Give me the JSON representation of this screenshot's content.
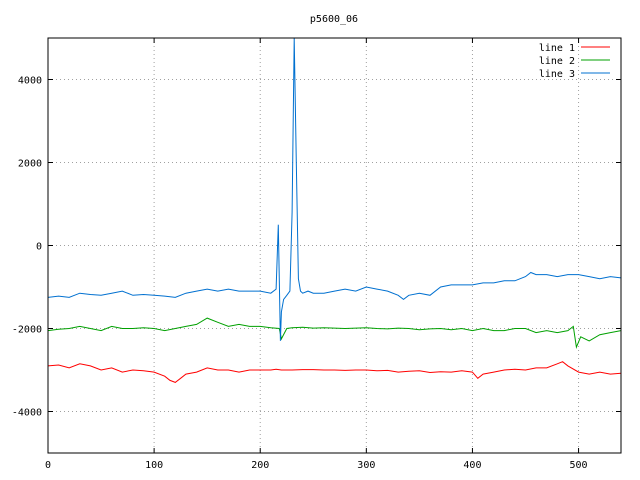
{
  "chart_data": {
    "type": "line",
    "title": "p5600_06",
    "xlabel": "",
    "ylabel": "",
    "xlim": [
      0,
      540
    ],
    "ylim": [
      -5000,
      5000
    ],
    "xticks": [
      0,
      100,
      200,
      300,
      400,
      500
    ],
    "yticks": [
      -4000,
      -2000,
      0,
      2000,
      4000
    ],
    "grid": true,
    "legend_position": "top-right",
    "series": [
      {
        "name": "line 1",
        "color": "#ff0000",
        "x": [
          0,
          10,
          20,
          30,
          40,
          50,
          60,
          70,
          80,
          90,
          100,
          110,
          115,
          120,
          125,
          130,
          140,
          150,
          160,
          170,
          180,
          190,
          200,
          210,
          215,
          220,
          230,
          240,
          250,
          260,
          270,
          280,
          290,
          300,
          310,
          320,
          330,
          340,
          350,
          360,
          370,
          380,
          390,
          400,
          405,
          410,
          420,
          430,
          440,
          450,
          460,
          470,
          480,
          485,
          490,
          500,
          510,
          520,
          530,
          540
        ],
        "values": [
          -2900,
          -2880,
          -2950,
          -2850,
          -2900,
          -3000,
          -2950,
          -3050,
          -3000,
          -3020,
          -3050,
          -3150,
          -3250,
          -3300,
          -3200,
          -3100,
          -3050,
          -2950,
          -3000,
          -3000,
          -3050,
          -3000,
          -3000,
          -3000,
          -2980,
          -3000,
          -3000,
          -2990,
          -2990,
          -3000,
          -3000,
          -3010,
          -3000,
          -3000,
          -3020,
          -3010,
          -3050,
          -3030,
          -3020,
          -3060,
          -3040,
          -3050,
          -3020,
          -3050,
          -3200,
          -3100,
          -3050,
          -3000,
          -2980,
          -3000,
          -2950,
          -2950,
          -2850,
          -2800,
          -2900,
          -3050,
          -3100,
          -3050,
          -3100,
          -3080
        ]
      },
      {
        "name": "line 2",
        "color": "#00a000",
        "x": [
          0,
          10,
          20,
          30,
          40,
          50,
          60,
          70,
          80,
          90,
          100,
          110,
          120,
          130,
          140,
          150,
          160,
          170,
          180,
          190,
          200,
          210,
          218,
          220,
          225,
          230,
          240,
          250,
          260,
          270,
          280,
          290,
          300,
          310,
          320,
          330,
          340,
          350,
          360,
          370,
          380,
          390,
          400,
          410,
          420,
          430,
          440,
          450,
          460,
          470,
          480,
          490,
          495,
          498,
          502,
          510,
          520,
          530,
          540
        ],
        "values": [
          -2050,
          -2020,
          -2000,
          -1950,
          -2000,
          -2050,
          -1950,
          -2000,
          -2000,
          -1980,
          -2000,
          -2050,
          -2000,
          -1950,
          -1900,
          -1750,
          -1850,
          -1950,
          -1900,
          -1950,
          -1950,
          -1980,
          -2000,
          -2250,
          -2000,
          -1980,
          -1970,
          -1990,
          -1980,
          -1990,
          -2000,
          -1990,
          -1980,
          -2000,
          -2010,
          -1990,
          -2000,
          -2030,
          -2010,
          -2000,
          -2030,
          -2000,
          -2050,
          -2000,
          -2050,
          -2050,
          -2000,
          -2000,
          -2100,
          -2050,
          -2100,
          -2050,
          -1950,
          -2450,
          -2200,
          -2300,
          -2150,
          -2100,
          -2050
        ]
      },
      {
        "name": "line 3",
        "color": "#0070d0",
        "x": [
          0,
          10,
          20,
          30,
          40,
          50,
          60,
          70,
          80,
          90,
          100,
          110,
          120,
          130,
          140,
          150,
          160,
          170,
          180,
          190,
          200,
          210,
          215,
          217,
          219,
          220,
          222,
          225,
          228,
          230,
          232,
          234,
          236,
          238,
          240,
          245,
          250,
          260,
          270,
          280,
          290,
          300,
          310,
          320,
          330,
          335,
          340,
          350,
          360,
          370,
          380,
          390,
          400,
          410,
          420,
          430,
          440,
          450,
          455,
          460,
          470,
          480,
          490,
          500,
          510,
          520,
          530,
          540
        ],
        "values": [
          -1250,
          -1220,
          -1250,
          -1150,
          -1180,
          -1200,
          -1150,
          -1100,
          -1200,
          -1180,
          -1200,
          -1220,
          -1250,
          -1150,
          -1100,
          -1050,
          -1100,
          -1050,
          -1100,
          -1100,
          -1100,
          -1150,
          -1050,
          500,
          -2300,
          -1600,
          -1300,
          -1200,
          -1100,
          800,
          5000,
          2000,
          -800,
          -1100,
          -1150,
          -1100,
          -1150,
          -1150,
          -1100,
          -1050,
          -1100,
          -1000,
          -1050,
          -1100,
          -1200,
          -1300,
          -1200,
          -1150,
          -1200,
          -1000,
          -950,
          -950,
          -950,
          -900,
          -900,
          -850,
          -850,
          -750,
          -650,
          -700,
          -700,
          -750,
          -700,
          -700,
          -750,
          -800,
          -750,
          -780
        ]
      }
    ]
  }
}
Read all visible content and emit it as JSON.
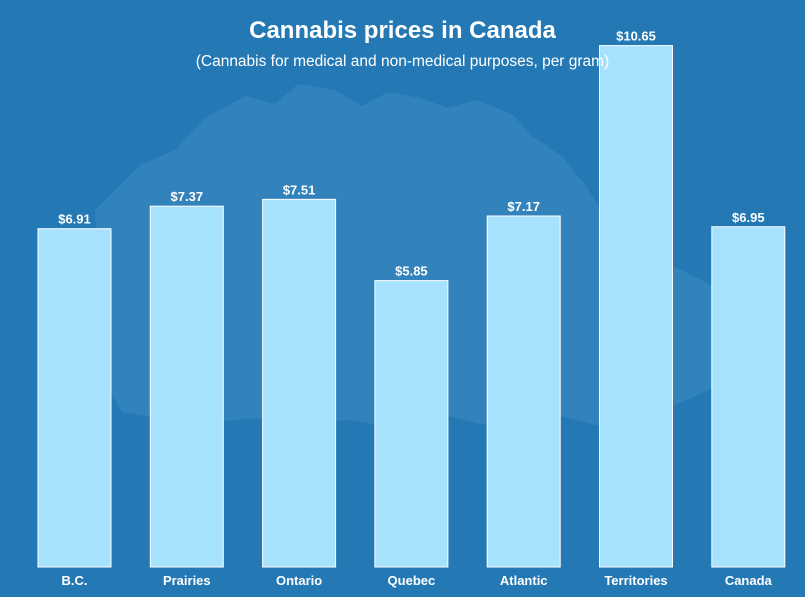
{
  "colors": {
    "background": "#2479b4",
    "map_silhouette": "#3584bd",
    "bar_fill": "#a6e1fd",
    "bar_stroke": "#ffffff",
    "text": "#ffffff"
  },
  "chart_data": {
    "type": "bar",
    "title": "Cannabis prices in Canada",
    "subtitle": "(Cannabis for medical and non-medical purposes, per gram)",
    "categories": [
      "B.C.",
      "Prairies",
      "Ontario",
      "Quebec",
      "Atlantic",
      "Territories",
      "Canada"
    ],
    "values": [
      6.91,
      7.37,
      7.51,
      5.85,
      7.17,
      10.65,
      6.95
    ],
    "value_labels": [
      "$6.91",
      "$7.37",
      "$7.51",
      "$5.85",
      "$7.17",
      "$10.65",
      "$6.95"
    ],
    "xlabel": "",
    "ylabel": "",
    "ylim": [
      0,
      11.5
    ],
    "grid": false,
    "legend": "none",
    "background_decoration": "map-of-canada"
  }
}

*-*-*

- WHAT YOU WILL DO: Identify lines with the string "JSON". Copy each one.

- TASK RESULT:
Give me the JSON representation of this screenshot's content.
Read all visible content and emit it as JSON.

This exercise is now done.